Your task is to gather the lines below that hold the string "kind".

━━━━━━━━━━

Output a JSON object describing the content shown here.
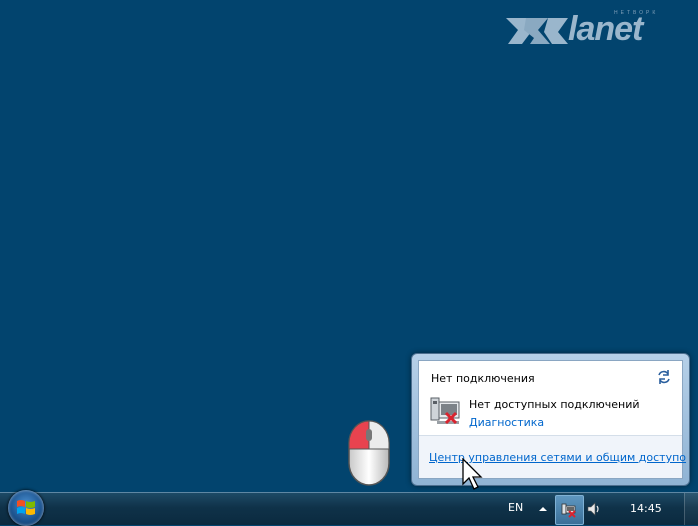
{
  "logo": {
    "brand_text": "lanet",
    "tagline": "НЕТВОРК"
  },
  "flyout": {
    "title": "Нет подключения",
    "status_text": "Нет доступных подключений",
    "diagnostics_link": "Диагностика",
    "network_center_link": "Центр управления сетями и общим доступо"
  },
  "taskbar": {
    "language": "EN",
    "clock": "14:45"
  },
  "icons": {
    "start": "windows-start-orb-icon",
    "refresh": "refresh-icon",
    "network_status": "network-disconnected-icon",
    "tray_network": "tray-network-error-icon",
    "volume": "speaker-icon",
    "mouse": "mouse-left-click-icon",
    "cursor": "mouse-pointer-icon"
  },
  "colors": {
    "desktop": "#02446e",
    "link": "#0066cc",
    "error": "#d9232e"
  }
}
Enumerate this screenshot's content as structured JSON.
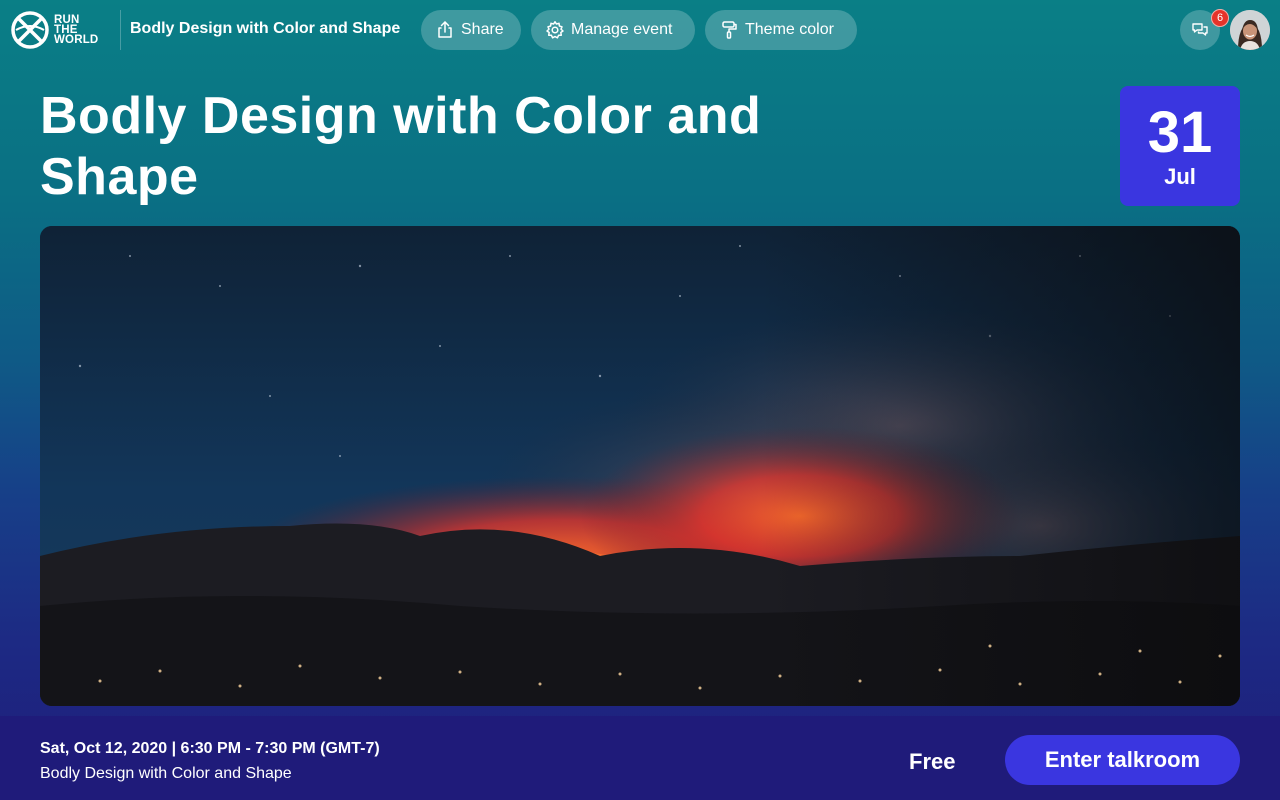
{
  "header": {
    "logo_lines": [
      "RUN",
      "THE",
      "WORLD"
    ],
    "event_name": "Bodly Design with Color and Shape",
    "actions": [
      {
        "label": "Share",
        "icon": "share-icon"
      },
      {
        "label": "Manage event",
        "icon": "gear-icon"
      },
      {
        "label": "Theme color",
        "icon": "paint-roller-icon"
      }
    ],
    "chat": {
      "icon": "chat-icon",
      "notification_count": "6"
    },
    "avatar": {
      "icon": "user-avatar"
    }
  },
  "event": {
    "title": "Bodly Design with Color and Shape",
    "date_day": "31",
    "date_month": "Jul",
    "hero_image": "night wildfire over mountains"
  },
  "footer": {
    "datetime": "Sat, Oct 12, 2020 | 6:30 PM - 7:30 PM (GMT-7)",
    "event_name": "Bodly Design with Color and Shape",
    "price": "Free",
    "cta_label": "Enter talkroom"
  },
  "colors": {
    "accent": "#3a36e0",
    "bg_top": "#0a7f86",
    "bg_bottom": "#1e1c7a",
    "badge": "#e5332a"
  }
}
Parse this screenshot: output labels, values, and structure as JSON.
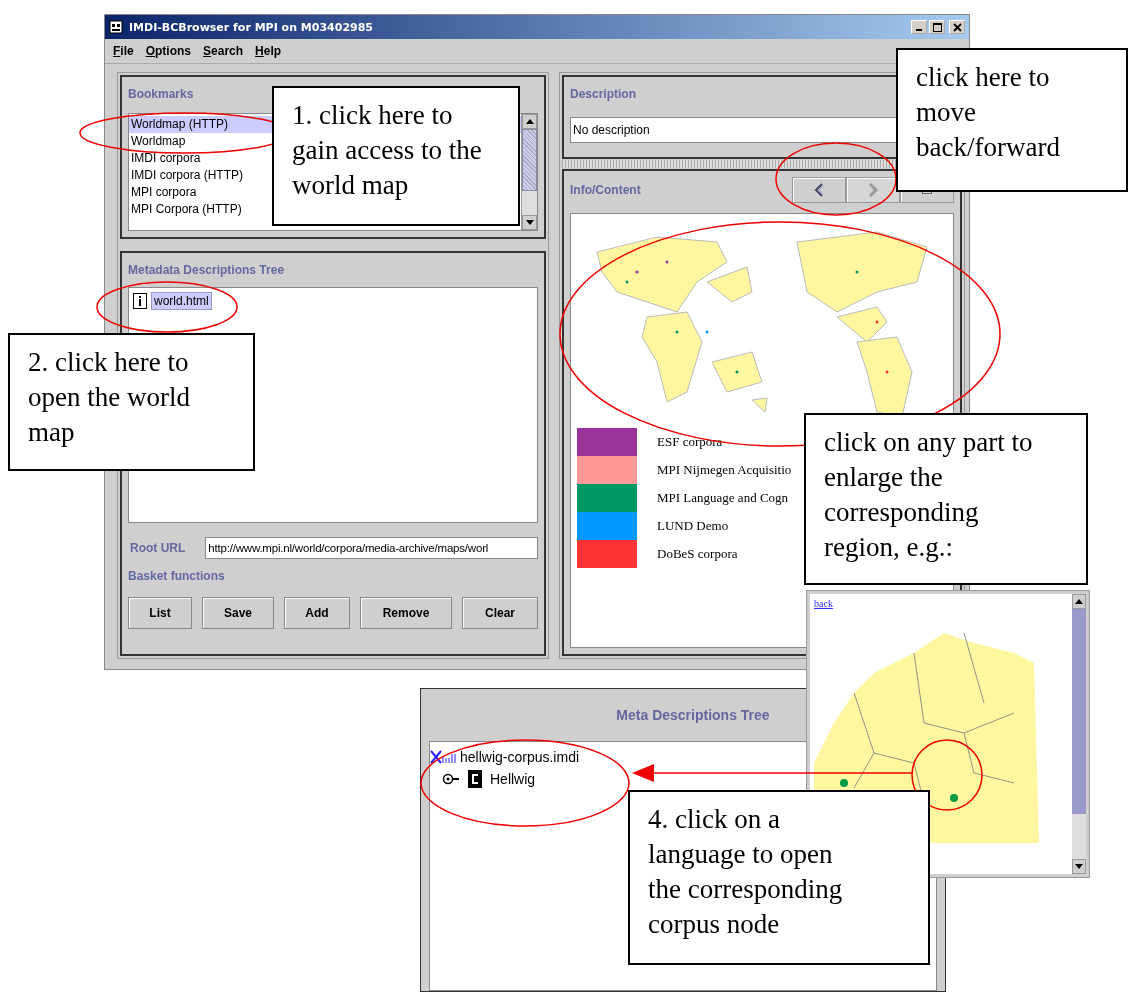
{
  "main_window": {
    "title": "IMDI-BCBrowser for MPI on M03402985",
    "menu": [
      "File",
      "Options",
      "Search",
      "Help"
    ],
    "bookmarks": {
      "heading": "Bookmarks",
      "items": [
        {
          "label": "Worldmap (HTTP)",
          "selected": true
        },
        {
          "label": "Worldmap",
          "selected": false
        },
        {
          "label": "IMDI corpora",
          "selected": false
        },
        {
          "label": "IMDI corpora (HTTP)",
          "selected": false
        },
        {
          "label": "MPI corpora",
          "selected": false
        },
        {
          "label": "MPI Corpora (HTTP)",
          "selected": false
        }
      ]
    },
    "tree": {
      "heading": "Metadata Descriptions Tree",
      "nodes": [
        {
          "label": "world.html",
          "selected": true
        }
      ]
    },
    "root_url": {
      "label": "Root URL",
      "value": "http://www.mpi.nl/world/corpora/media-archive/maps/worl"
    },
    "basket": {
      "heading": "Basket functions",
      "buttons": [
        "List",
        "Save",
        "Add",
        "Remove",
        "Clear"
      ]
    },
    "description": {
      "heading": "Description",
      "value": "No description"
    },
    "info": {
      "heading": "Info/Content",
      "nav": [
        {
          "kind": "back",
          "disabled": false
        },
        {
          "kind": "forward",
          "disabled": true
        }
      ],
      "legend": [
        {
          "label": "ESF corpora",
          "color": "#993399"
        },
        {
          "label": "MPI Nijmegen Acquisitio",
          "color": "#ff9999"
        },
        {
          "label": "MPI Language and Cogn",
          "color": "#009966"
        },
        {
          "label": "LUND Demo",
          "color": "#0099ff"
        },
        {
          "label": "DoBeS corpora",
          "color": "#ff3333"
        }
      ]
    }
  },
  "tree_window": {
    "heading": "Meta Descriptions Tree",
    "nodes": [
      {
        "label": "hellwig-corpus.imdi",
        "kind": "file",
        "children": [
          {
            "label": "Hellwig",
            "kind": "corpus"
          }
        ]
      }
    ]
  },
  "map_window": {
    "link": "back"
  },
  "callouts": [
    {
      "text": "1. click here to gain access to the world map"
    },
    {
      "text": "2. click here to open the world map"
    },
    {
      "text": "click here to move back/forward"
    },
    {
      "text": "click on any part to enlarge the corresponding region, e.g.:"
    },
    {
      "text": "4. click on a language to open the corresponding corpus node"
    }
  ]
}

━━━━━━━━━━

*Exercise response:*
          "kind": "back",
          "kind": "forward",
        "kind": "file",
            "kind": "corpus"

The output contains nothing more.